→ Given exercise
Quote all entries in full, exactly.

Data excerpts
---+---
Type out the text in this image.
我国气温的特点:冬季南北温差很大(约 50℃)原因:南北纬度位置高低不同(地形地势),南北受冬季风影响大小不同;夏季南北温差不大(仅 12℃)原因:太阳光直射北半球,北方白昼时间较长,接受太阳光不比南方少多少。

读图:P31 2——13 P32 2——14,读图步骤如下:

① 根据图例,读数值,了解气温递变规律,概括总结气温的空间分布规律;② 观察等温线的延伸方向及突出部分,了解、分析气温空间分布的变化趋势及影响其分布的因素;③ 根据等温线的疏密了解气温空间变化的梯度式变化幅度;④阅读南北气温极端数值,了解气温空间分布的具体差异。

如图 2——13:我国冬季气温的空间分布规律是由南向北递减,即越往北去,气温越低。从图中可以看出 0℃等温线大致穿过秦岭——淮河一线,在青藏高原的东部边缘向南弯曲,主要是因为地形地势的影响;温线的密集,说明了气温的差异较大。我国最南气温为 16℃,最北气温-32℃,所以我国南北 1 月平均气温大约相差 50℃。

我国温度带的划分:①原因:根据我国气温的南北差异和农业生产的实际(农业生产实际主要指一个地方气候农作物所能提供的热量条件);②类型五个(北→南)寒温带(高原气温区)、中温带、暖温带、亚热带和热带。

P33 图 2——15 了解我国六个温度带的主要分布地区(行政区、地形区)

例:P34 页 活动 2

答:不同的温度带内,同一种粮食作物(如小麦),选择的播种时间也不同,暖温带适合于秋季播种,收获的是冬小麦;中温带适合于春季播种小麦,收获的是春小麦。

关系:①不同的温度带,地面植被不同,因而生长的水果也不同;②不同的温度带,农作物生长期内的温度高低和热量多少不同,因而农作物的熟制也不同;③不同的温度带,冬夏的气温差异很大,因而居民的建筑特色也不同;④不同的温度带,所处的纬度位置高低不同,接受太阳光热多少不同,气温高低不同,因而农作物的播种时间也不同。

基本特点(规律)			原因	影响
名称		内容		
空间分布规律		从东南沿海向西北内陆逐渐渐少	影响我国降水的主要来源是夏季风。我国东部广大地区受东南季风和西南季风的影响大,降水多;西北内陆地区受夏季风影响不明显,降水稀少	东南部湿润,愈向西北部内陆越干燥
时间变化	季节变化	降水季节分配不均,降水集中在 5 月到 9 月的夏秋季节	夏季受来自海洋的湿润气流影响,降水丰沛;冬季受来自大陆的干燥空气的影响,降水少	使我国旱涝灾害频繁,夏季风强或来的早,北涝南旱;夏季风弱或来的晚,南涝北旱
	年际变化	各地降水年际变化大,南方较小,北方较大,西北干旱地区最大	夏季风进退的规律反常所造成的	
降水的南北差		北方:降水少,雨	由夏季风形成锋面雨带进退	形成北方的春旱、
---+---
→ Exercise answer
Type out the text in this image.
我国气温的特点:冬季南北温差很大(约 50℃)原因:南北纬度位置高低不同(地形地势),南北受冬季风影响大小不同;夏季南北温差不大(仅 12℃)原因:太阳光直射北半球,北方白昼时间较长,接受太阳光不比南方少多少。

读图:P31 2——13 P32 2——14,读图步骤如下:

① 根据图例,读数值,了解气温递变规律,概括总结气温的空间分布规律;② 观察等温线的延伸方向及突出部分,了解、分析气温空间分布的变化趋势及影响其分布的因素;③ 根据等温线的疏密了解气温空间变化的梯度式变化幅度;④阅读南北气温极端数值,了解气温空间分布的具体差异。

如图 2——13:我国冬季气温的空间分布规律是由南向北递减,即越往北去,气温越低。从图中可以看出 0℃等温线大致穿过秦岭——淮河一线,在青藏高原的东部边缘向南弯曲,主要是因为地形地势的影响;温线的密集,说明了气温的差异较大。我国最南气温为 16℃,最北气温-32℃,所以我国南北 1 月平均气温大约相差 50℃。

我国温度带的划分:①原因:根据我国气温的南北差异和农业生产的实际(农业生产实际主要指一个地方气候农作物所能提供的热量条件);②类型五个(北→南)寒温带(高原气温区)、中温带、暖温带、亚热带和热带。

P33 图 2——15 了解我国六个温度带的主要分布地区(行政区、地形区)

例:P34 页 活动 2

答:不同的温度带内,同一种粮食作物(如小麦),选择的播种时间也不同,暖温带适合于秋季播种,收获的是冬小麦;中温带适合于春季播种小麦,收获的是春小麦。

关系:①不同的温度带,地面植被不同,因而生长的水果也不同;②不同的温度带,农作物生长期内的温度高低和热量多少不同,因而农作物的熟制也不同;③不同的温度带,冬夏的气温差异很大,因而居民的建筑特色也不同;④不同的温度带,所处的纬度位置高低不同,接受太阳光热多少不同,气温高低不同,因而农作物的播种时间也不同。

基本特点(规律)			原因	影响
名称		内容		
空间分布规律		从东南沿海向西北内陆逐渐渐少	影响我国降水的主要来源是夏季风。我国东部广大地区受东南季风和西南季风的影响大,降水多;西北内陆地区受夏季风影响不明显,降水稀少	东南部湿润,愈向西北部内陆越干燥
时间变化	季节变化	降水季节分配不均,降水集中在 5 月到 9 月的夏秋季节	夏季受来自海洋的湿润气流影响,降水丰沛;冬季受来自大陆的干燥空气的影响,降水少	使我国旱涝灾害频繁,夏季风强或来的早,北涝南旱;夏季风弱或来的晚,南涝北旱
	年际变化	各地降水年际变化大,南方较小,北方较大,西北干旱地区最大	夏季风进退的规律反常所造成的	
降水的南北差		北方:降水少,雨	由夏季风形成锋面雨带进退	形成北方的春旱、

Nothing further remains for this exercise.